- _DO THIS_: Find how many lines of the listing below include the word "series", then report the number by itself.

──────── RECORDS TO PROCESS

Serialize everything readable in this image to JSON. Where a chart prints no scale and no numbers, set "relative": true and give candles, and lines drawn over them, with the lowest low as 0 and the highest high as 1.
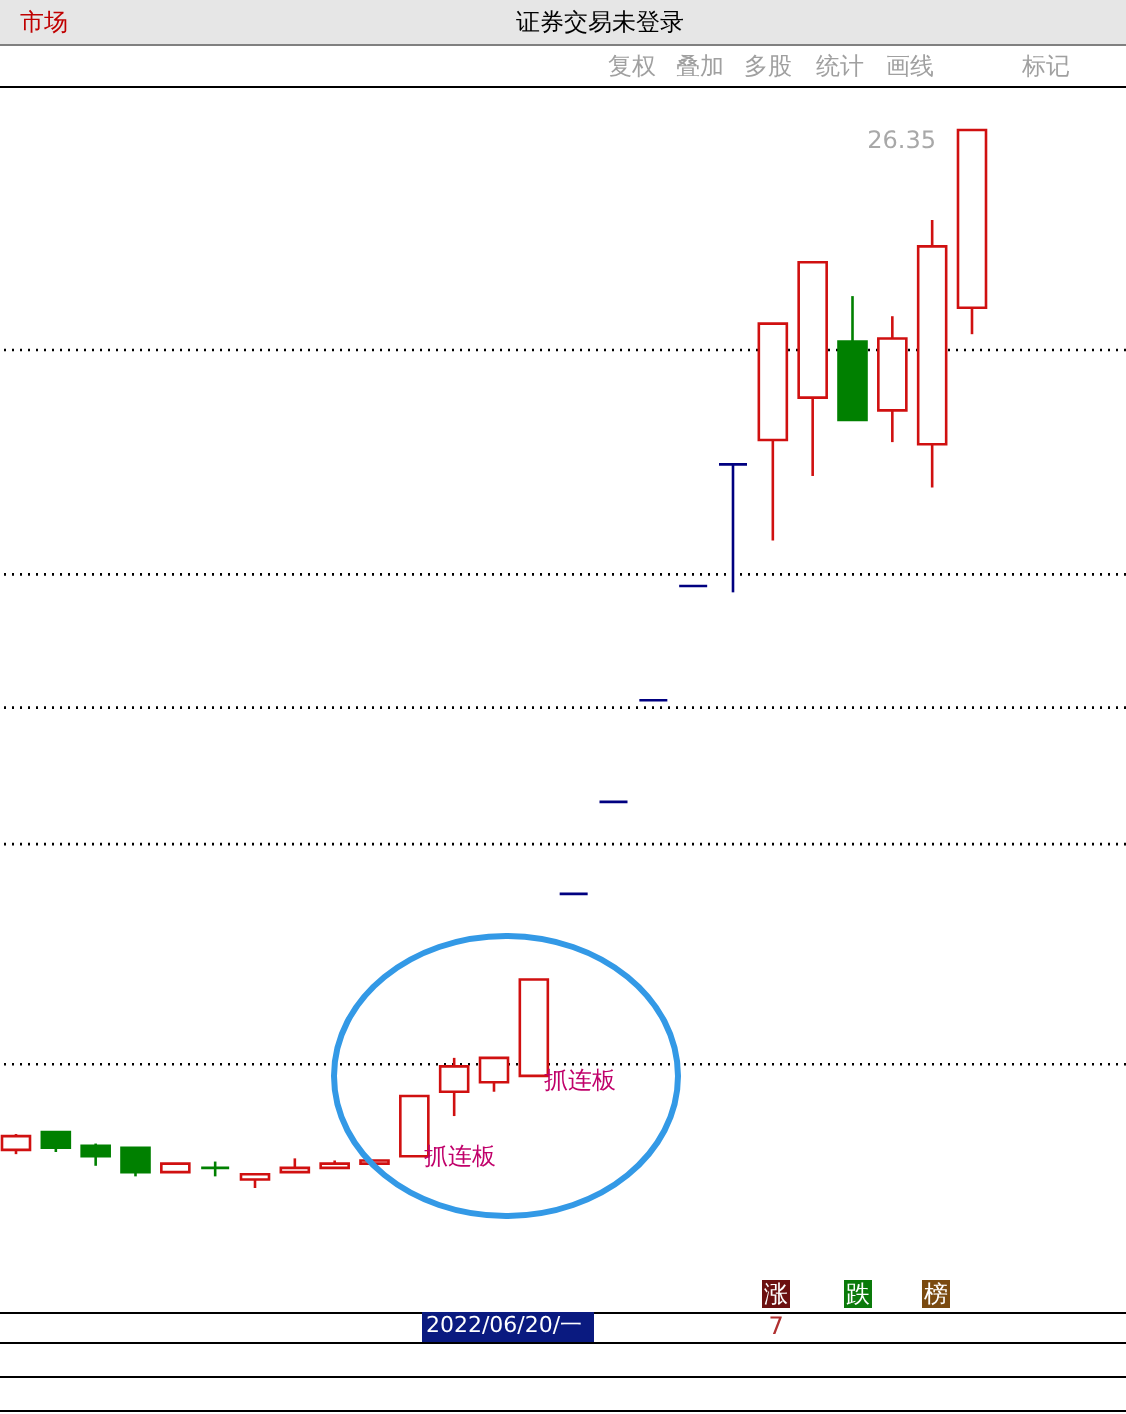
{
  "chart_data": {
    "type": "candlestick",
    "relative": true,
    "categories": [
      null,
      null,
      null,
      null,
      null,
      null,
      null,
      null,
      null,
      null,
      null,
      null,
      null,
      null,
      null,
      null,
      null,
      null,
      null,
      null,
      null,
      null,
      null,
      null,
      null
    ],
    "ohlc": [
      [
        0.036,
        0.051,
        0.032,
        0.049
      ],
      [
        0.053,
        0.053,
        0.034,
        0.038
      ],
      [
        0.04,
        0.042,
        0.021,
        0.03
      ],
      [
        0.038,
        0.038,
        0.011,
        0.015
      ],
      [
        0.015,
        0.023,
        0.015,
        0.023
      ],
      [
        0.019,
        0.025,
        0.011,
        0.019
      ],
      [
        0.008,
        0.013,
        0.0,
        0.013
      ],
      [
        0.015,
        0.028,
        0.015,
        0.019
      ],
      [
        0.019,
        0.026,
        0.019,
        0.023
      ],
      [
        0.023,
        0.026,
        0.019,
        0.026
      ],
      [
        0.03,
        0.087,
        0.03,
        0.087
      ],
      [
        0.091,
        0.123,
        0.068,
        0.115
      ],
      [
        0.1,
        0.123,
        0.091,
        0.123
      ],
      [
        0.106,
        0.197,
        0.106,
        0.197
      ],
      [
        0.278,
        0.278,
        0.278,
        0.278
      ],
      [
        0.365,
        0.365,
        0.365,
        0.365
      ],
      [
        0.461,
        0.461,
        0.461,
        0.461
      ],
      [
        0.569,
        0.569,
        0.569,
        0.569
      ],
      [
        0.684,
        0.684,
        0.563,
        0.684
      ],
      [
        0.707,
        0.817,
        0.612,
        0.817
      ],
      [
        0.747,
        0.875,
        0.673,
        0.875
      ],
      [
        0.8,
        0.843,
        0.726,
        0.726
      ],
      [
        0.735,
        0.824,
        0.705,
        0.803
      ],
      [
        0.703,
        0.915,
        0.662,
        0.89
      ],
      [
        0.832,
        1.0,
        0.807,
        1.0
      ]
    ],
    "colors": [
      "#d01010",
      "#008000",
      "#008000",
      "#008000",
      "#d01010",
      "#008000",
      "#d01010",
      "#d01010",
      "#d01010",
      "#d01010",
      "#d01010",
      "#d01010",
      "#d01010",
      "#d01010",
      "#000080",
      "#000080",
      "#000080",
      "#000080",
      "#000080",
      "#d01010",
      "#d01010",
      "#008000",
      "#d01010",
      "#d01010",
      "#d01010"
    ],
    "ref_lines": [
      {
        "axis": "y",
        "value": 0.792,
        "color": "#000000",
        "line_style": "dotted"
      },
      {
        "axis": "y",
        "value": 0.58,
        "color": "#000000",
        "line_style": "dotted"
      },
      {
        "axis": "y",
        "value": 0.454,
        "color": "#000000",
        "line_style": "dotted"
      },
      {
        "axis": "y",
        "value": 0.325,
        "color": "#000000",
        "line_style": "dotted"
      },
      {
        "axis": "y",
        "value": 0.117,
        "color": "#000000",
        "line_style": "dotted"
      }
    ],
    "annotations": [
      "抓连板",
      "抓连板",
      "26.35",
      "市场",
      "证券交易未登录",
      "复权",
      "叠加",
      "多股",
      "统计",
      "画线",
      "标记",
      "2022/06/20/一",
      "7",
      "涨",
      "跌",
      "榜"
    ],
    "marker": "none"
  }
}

────────────────
──────── RECORDS TO PROCESS

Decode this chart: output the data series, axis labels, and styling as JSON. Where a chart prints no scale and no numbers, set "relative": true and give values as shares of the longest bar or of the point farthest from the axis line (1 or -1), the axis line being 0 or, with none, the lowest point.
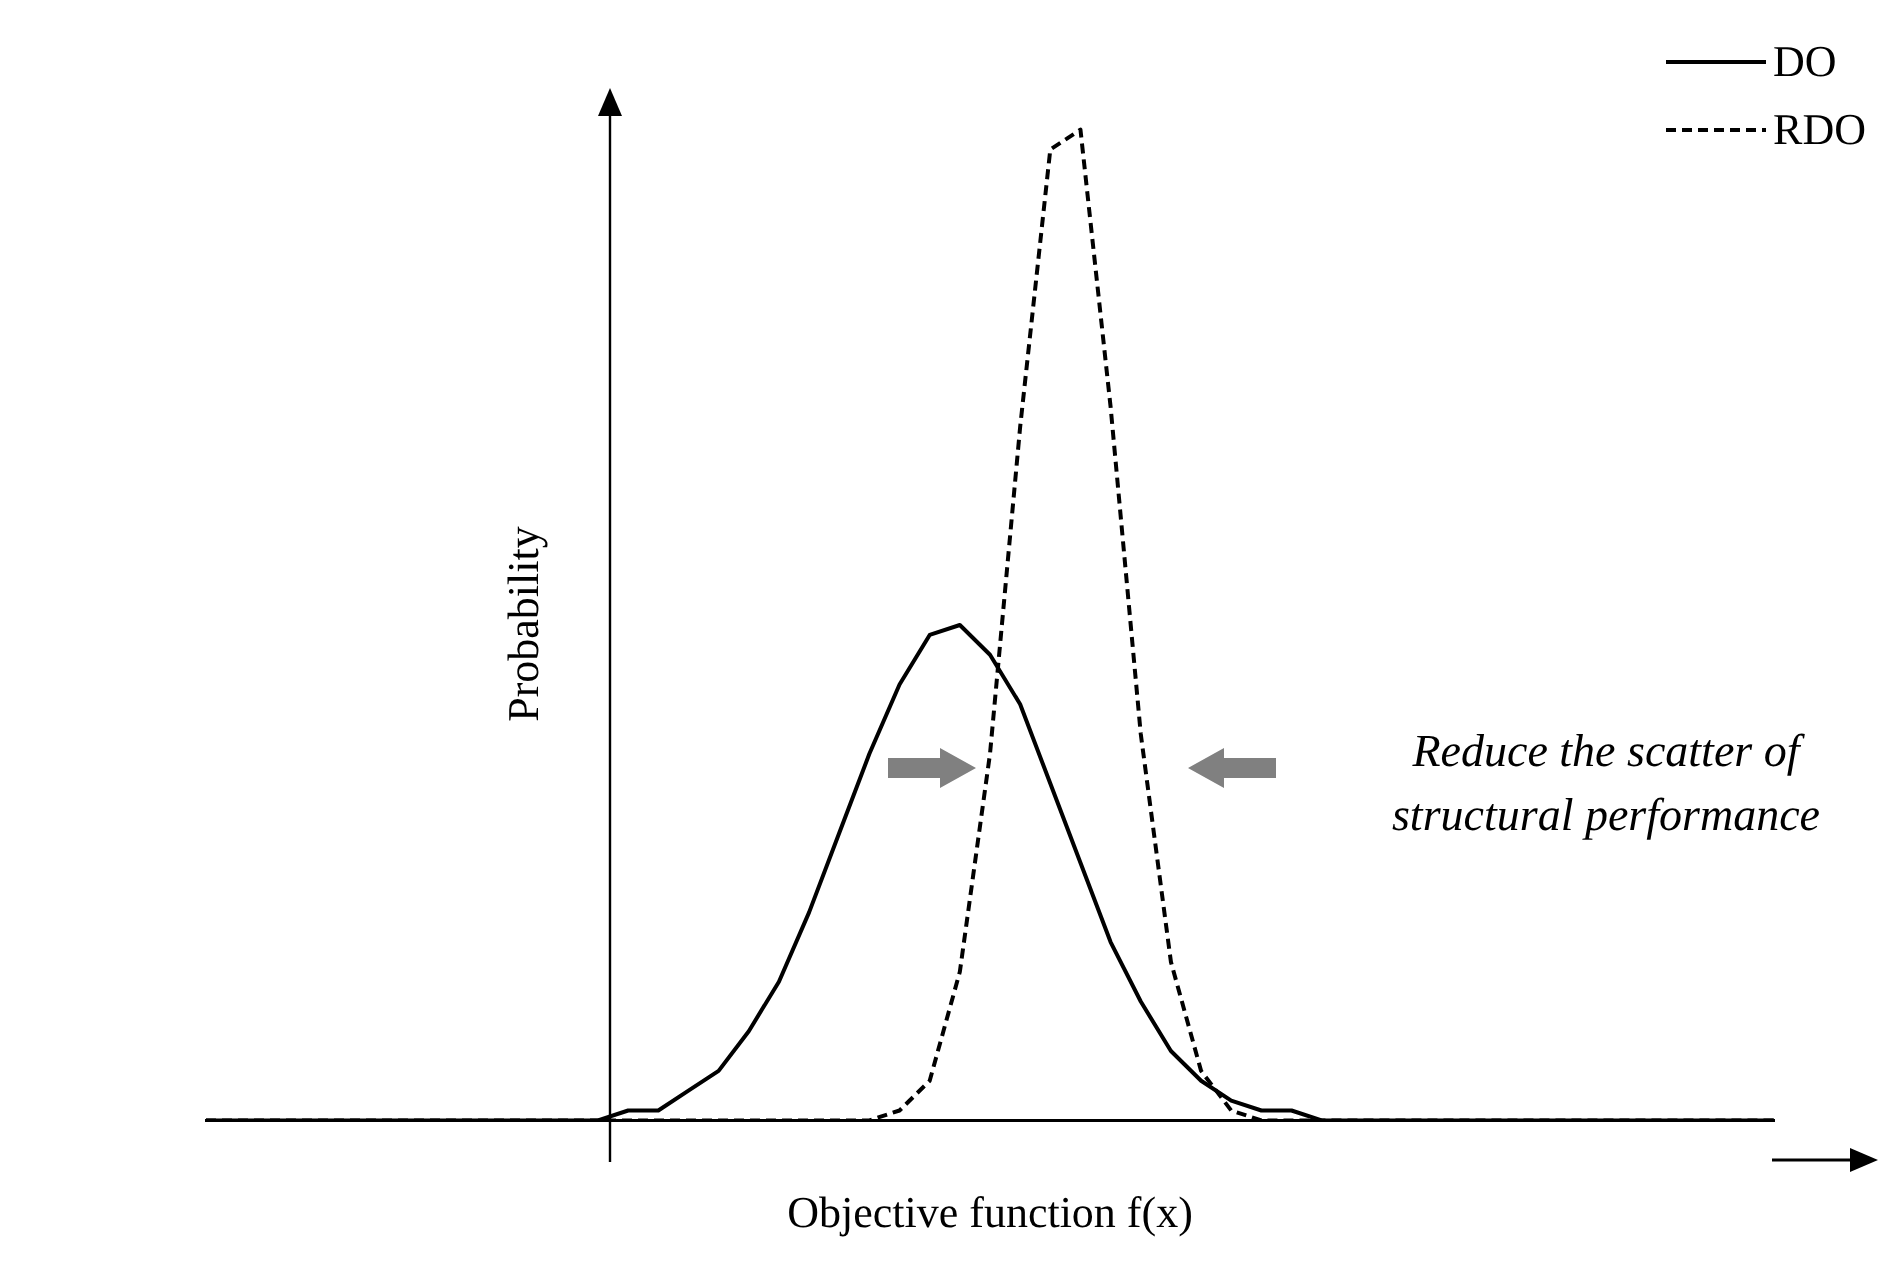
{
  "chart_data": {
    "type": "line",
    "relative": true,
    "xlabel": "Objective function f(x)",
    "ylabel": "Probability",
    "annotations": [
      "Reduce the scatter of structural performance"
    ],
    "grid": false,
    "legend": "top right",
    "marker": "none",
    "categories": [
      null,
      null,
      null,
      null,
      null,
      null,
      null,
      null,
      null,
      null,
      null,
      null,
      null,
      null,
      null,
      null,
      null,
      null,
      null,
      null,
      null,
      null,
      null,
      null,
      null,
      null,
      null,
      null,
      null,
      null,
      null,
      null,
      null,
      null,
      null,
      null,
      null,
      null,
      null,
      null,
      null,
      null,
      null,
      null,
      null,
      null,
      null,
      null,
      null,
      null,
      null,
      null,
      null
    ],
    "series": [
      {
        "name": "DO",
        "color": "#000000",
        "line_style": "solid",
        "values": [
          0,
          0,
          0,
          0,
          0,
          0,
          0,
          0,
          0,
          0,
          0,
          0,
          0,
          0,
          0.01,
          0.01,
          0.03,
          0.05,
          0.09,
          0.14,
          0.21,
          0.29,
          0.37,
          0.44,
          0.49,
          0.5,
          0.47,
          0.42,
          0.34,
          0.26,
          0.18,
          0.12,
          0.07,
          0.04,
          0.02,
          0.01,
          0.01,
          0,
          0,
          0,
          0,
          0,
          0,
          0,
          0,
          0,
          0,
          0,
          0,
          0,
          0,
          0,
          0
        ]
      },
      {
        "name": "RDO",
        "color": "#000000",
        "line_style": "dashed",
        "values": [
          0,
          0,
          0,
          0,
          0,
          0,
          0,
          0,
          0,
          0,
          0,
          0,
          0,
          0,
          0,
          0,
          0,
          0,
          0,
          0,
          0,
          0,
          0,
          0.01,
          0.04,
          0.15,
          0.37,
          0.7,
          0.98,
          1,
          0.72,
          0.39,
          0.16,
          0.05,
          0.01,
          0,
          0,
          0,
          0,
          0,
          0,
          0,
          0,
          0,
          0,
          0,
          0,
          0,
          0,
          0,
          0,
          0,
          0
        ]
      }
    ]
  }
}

────────────────

- _OUTPUT_: 2